Provided entries:
____________________
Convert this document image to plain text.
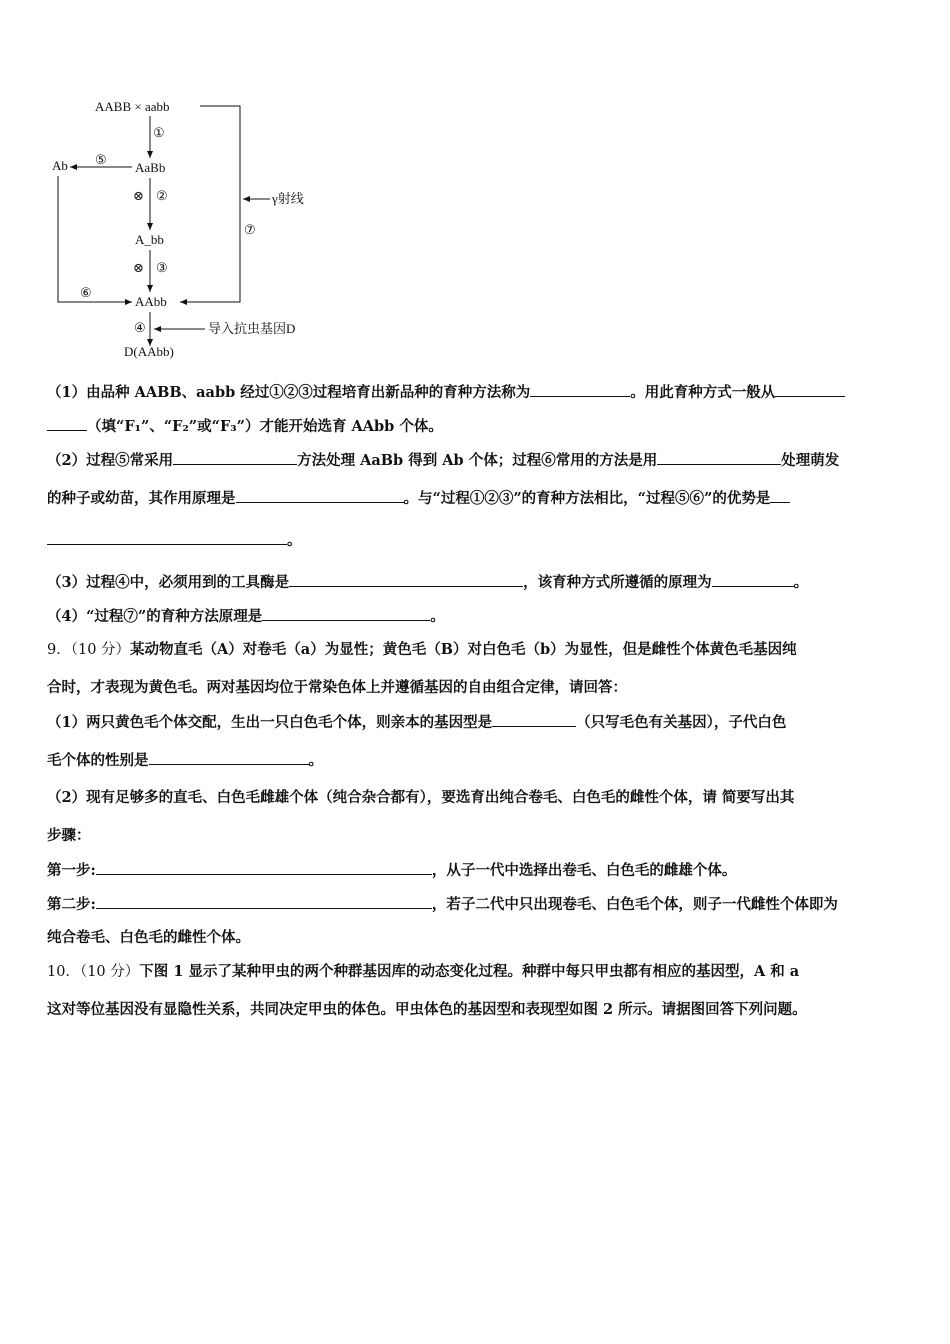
AABB × aabb
AaBb
Ab
A_bb
AAbb
D(AAbb)
①
⊗ ②
⊗ ③
④
⑤
⑥
⑦
γ射线
导入抗虫基因D
（1）由品种 AABB、aabb 经过①②③过程培育出新品种的育种方法称为	。用此育种方式一般从
（填“F₁”、“F₂”或“F₃”）才能开始选育 AAbb 个体。
（2）过程⑤常采用	方法处理 AaBb 得到 Ab 个体；过程⑥常用的方法是用	处理萌发
的种子或幼苗，其作用原理是	。与“过程①②③”的育种方法相比，“过程⑤⑥”的优势是
。
（3）过程④中，必须用到的工具酶是	，该育种方式所遵循的原理为	。
（4）“过程⑦”的育种方法原理是	。
9．（10 分）某动物直毛（A）对卷毛（a）为显性；黄色毛（B）对白色毛（b）为显性，但是雌性个体黄色毛基因纯
合时，才表现为黄色毛。两对基因均位于常染色体上并遵循基因的自由组合定律，请回答：
（1）两只黄色毛个体交配，生出一只白色毛个体，则亲本的基因型是	（只写毛色有关基因），子代白色
毛个体的性别是	。
（2）现有足够多的直毛、白色毛雌雄个体（纯合杂合都有），要选育出纯合卷毛、白色毛的雌性个体，请 简要写出其
步骤：
第一步:	，从子一代中选择出卷毛、白色毛的雌雄个体。
第二步:	，若子二代中只出现卷毛、白色毛个体，则子一代雌性个体即为
纯合卷毛、白色毛的雌性个体。
10．（10 分）下图 1 显示了某种甲虫的两个种群基因库的动态变化过程。种群中每只甲虫都有相应的基因型，A 和 a
这对等位基因没有显隐性关系，共同决定甲虫的体色。甲虫体色的基因型和表现型如图 2 所示。请据图回答下列问题。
____________________
Quote all of the entries word for word, omitting any pictures.

Convert this document image to plain text.
AABB × aabb
AaBb
Ab
A_bb
AAbb
D(AAbb)
①
⊗ ②
⊗ ③
④
⑤
⑥
⑦
γ射线
导入抗虫基因D
（1）由品种 AABB、aabb 经过①②③过程培育出新品种的育种方法称为	。用此育种方式一般从
（填“F₁”、“F₂”或“F₃”）才能开始选育 AAbb 个体。
（2）过程⑤常采用	方法处理 AaBb 得到 Ab 个体；过程⑥常用的方法是用	处理萌发
的种子或幼苗，其作用原理是	。与“过程①②③”的育种方法相比，“过程⑤⑥”的优势是
。
（3）过程④中，必须用到的工具酶是	，该育种方式所遵循的原理为	。
（4）“过程⑦”的育种方法原理是	。
9．（10 分）某动物直毛（A）对卷毛（a）为显性；黄色毛（B）对白色毛（b）为显性，但是雌性个体黄色毛基因纯
合时，才表现为黄色毛。两对基因均位于常染色体上并遵循基因的自由组合定律，请回答：
（1）两只黄色毛个体交配，生出一只白色毛个体，则亲本的基因型是	（只写毛色有关基因），子代白色
毛个体的性别是	。
（2）现有足够多的直毛、白色毛雌雄个体（纯合杂合都有），要选育出纯合卷毛、白色毛的雌性个体，请 简要写出其
步骤：
第一步:	，从子一代中选择出卷毛、白色毛的雌雄个体。
第二步:	，若子二代中只出现卷毛、白色毛个体，则子一代雌性个体即为
纯合卷毛、白色毛的雌性个体。
10．（10 分）下图 1 显示了某种甲虫的两个种群基因库的动态变化过程。种群中每只甲虫都有相应的基因型，A 和 a
这对等位基因没有显隐性关系，共同决定甲虫的体色。甲虫体色的基因型和表现型如图 2 所示。请据图回答下列问题。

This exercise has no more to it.